From the Tokyo hotel list, pull out everything from "Sakura Hotel Ikebukuro: Situated" down to "business-style budget hotel." word for word.

* Start Excerpt to read *

Hotel Recommendations in Each City
Park Hyatt Tokyo: Located in the vibrant Shinjuku area, this luxury hotel offers stunning views of the city skyline and impeccable service.
Andaz Tokyo Toranomon Hills: Situated in the upscale Toranomon Hills tower, this stylish hotel features modern rooms with panoramic views and a rooftop bar.
Hotel Ryumeikan Tokyo: A boutique hotel conveniently located near Tokyo Station, offering comfortable rooms and easy access to major attractions.
Citadines Shinjuku Tokyo: A budget-friendly option in the heart of Shinjuku, providing apartment-style accommodations with kitchenettes.
Capsule Hotel Asakusa Riverside: Located in the Asakusa area, this capsule hotel offers compact sleeping capsules and shared facilities at an affordable price.
Nui. Hostel & Bar Lounge: A trendy and stylish hostel in the Asakusa district, offering dormitory-style rooms and a communal lounge area.
Sakura Hotel Ikebukuro: Situated near Ikebukuro Station, this budget-friendly hotel offers a variety of room types, including private and dormitory-style options.
Khaosan Tokyo Origami: A budget-friendly hostel in the Asakusa area, providing private and dormitory rooms with a friendly atmosphere.
Shinjuku Washington Hotel: Connected to Shinjuku Station, Shinjuku Washington Hotel is a 5-minute walk from the fashionable shopping and dining district of Shinjuku. Has a women-only floor.
Hotel Sunroute Plaza Shinjuku: Conveniently located business-style budget hotel.

* End Excerpt to read *
* Start Provided data *

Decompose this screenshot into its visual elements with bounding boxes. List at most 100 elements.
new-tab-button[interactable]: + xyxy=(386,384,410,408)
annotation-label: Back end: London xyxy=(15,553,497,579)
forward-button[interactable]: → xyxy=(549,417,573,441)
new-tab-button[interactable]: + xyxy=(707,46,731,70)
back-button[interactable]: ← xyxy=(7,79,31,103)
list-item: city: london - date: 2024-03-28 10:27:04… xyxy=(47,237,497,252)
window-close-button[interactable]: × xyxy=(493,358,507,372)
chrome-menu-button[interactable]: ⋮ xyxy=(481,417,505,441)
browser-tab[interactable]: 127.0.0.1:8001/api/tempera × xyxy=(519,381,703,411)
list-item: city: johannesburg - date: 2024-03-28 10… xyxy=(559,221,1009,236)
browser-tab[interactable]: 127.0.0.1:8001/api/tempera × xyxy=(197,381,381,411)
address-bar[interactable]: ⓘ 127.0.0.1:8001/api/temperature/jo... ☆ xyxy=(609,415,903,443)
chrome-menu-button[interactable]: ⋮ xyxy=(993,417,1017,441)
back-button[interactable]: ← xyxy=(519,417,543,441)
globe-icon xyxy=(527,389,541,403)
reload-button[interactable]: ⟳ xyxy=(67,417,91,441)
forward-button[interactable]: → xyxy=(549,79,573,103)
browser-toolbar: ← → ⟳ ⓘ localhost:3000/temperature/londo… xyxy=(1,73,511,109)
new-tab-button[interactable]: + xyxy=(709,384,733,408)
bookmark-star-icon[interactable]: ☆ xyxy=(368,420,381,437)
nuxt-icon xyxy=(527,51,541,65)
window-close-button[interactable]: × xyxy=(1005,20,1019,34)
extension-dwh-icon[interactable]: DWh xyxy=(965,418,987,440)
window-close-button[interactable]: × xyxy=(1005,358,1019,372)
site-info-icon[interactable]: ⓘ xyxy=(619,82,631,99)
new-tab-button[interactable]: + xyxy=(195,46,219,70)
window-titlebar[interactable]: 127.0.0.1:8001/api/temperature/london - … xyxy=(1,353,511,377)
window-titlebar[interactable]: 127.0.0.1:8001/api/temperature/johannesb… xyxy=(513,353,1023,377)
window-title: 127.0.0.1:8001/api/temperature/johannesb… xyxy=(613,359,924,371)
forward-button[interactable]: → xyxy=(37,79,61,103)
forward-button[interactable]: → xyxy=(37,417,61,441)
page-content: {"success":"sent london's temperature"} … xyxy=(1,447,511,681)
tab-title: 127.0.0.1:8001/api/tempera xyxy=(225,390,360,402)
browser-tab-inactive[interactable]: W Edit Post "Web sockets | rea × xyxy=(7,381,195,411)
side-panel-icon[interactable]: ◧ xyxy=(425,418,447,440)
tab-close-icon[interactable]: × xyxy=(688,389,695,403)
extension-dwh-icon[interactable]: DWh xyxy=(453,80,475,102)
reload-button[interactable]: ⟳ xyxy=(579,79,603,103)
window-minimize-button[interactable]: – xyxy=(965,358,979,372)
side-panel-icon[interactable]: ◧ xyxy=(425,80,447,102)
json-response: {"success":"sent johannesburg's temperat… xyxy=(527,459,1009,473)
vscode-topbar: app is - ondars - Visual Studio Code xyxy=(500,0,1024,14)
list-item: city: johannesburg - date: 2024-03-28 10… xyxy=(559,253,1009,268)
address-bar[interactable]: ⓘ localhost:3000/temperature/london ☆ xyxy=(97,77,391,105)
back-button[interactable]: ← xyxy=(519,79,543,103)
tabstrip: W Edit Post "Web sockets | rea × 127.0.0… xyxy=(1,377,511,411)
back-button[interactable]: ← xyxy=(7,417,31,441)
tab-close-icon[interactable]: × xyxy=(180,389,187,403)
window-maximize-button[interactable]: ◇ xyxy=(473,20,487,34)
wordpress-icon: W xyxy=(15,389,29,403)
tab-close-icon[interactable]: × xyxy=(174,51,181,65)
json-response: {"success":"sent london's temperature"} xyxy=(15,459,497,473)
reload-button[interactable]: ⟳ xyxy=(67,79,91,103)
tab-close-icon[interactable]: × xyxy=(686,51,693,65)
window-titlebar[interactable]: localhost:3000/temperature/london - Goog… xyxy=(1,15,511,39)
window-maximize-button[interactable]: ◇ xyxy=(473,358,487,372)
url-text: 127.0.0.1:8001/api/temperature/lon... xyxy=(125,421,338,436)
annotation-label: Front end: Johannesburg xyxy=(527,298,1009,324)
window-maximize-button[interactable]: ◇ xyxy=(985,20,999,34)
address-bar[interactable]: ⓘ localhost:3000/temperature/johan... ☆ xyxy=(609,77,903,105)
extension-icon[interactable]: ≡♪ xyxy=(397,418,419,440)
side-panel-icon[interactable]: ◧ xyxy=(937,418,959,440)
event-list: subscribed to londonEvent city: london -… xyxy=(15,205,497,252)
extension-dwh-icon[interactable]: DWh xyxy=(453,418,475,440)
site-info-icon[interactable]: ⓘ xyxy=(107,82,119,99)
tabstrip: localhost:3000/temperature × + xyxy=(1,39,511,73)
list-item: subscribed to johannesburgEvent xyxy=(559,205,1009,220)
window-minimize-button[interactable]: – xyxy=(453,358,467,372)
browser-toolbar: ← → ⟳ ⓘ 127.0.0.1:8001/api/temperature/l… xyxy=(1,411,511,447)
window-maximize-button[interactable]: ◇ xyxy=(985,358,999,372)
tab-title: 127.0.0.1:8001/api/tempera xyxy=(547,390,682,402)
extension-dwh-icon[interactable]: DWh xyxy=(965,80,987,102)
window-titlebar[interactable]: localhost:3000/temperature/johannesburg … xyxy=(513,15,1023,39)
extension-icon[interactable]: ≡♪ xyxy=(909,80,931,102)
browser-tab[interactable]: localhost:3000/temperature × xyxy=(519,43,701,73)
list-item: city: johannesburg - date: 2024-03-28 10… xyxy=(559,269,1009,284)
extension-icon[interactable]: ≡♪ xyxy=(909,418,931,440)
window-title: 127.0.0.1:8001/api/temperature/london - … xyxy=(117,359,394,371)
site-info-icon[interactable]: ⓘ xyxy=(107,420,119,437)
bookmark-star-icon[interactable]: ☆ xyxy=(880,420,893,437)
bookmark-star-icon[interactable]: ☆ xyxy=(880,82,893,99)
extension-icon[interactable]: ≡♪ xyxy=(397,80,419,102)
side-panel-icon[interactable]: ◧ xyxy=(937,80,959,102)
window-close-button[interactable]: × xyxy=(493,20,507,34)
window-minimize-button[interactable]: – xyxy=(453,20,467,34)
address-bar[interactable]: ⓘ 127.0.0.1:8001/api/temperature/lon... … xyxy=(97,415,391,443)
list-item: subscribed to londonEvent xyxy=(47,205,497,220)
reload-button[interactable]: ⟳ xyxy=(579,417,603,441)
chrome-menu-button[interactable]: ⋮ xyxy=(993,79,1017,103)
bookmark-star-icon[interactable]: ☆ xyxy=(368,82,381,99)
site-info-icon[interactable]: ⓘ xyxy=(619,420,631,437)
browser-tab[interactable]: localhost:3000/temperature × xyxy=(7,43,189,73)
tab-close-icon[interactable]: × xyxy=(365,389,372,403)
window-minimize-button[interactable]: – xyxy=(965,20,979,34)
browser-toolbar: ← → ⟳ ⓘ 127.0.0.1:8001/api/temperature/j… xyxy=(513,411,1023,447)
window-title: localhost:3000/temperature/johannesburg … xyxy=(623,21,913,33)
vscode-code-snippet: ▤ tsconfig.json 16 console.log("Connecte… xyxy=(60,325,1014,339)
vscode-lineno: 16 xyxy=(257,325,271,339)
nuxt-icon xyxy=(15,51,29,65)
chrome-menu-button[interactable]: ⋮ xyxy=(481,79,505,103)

* End Provided data *

_Result_
Sakura Hotel Ikebukuro: Situated near Ikebukuro Station, this budget-friendly hotel offers a variety of room types, including private and dormitory-style options.
Khaosan Tokyo Origami: A budget-friendly hostel in the Asakusa area, providing private and dormitory rooms with a friendly atmosphere.
Shinjuku Washington Hotel: Connected to Shinjuku Station, Shinjuku Washington Hotel is a 5-minute walk from the fashionable shopping and dining district of Shinjuku. Has a women-only floor.
Hotel Sunroute Plaza Shinjuku: Conveniently located business-style budget hotel.